Please find all lines in the data that hold the string "placeholder" and copy them.

#### [ENTRIES PROVIDED]
☆ ☆ ☆ ☆ ☆ ☆ ☆
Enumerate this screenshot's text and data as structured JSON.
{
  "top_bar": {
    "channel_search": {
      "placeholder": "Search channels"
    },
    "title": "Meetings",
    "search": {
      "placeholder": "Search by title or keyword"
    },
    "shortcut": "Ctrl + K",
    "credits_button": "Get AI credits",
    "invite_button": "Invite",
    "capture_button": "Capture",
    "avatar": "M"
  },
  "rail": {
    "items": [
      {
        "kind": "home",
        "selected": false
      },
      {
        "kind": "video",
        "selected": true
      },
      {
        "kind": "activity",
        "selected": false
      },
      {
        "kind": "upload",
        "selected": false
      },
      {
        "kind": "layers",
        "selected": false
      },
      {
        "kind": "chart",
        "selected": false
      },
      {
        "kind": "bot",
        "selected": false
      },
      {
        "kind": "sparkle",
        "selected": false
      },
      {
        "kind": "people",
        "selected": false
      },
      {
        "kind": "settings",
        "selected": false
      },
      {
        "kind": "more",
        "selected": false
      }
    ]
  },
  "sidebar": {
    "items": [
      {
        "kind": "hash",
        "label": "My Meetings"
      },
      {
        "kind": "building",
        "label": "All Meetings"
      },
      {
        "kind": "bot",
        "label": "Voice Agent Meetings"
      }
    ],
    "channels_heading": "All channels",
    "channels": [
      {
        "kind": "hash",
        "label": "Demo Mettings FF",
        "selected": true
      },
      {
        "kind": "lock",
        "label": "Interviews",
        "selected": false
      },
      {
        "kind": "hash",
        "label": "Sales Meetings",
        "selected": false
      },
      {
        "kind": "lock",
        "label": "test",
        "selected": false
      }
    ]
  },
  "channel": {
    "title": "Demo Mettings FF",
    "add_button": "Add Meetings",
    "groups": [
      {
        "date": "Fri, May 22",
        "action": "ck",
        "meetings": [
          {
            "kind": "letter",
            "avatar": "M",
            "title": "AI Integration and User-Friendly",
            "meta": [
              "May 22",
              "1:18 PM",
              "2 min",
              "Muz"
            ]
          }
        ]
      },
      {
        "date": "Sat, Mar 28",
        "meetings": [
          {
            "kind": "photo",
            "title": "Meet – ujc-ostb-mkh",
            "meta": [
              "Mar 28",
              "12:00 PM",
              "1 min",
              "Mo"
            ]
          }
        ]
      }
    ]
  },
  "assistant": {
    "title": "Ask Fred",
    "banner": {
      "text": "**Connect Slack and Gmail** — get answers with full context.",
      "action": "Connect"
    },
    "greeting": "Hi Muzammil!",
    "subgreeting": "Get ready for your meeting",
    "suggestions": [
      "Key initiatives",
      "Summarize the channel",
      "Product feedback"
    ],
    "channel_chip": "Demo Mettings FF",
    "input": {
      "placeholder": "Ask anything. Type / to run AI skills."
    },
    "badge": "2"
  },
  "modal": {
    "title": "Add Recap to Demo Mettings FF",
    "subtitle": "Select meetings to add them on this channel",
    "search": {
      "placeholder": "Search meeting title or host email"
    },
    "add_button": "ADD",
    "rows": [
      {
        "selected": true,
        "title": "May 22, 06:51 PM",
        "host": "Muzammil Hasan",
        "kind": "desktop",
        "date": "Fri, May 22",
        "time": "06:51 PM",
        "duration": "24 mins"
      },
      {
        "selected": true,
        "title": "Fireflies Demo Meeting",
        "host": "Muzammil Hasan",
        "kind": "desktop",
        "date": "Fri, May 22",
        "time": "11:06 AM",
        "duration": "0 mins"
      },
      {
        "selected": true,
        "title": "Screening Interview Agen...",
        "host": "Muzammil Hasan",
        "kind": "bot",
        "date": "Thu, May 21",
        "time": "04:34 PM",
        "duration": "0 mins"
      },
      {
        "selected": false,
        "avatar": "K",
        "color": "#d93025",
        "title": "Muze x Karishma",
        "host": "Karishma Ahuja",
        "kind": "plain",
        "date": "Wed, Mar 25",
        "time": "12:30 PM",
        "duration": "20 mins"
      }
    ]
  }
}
☆ ☆ ☆ ☆ ☆ ☆ ☆
#### [SOLUTION TO THE PROBLEM]
      "placeholder": "Search channels"
      "placeholder": "Search by title or keyword"
      "placeholder": "Ask anything. Type / to run AI skills."
      "placeholder": "Search meeting title or host email"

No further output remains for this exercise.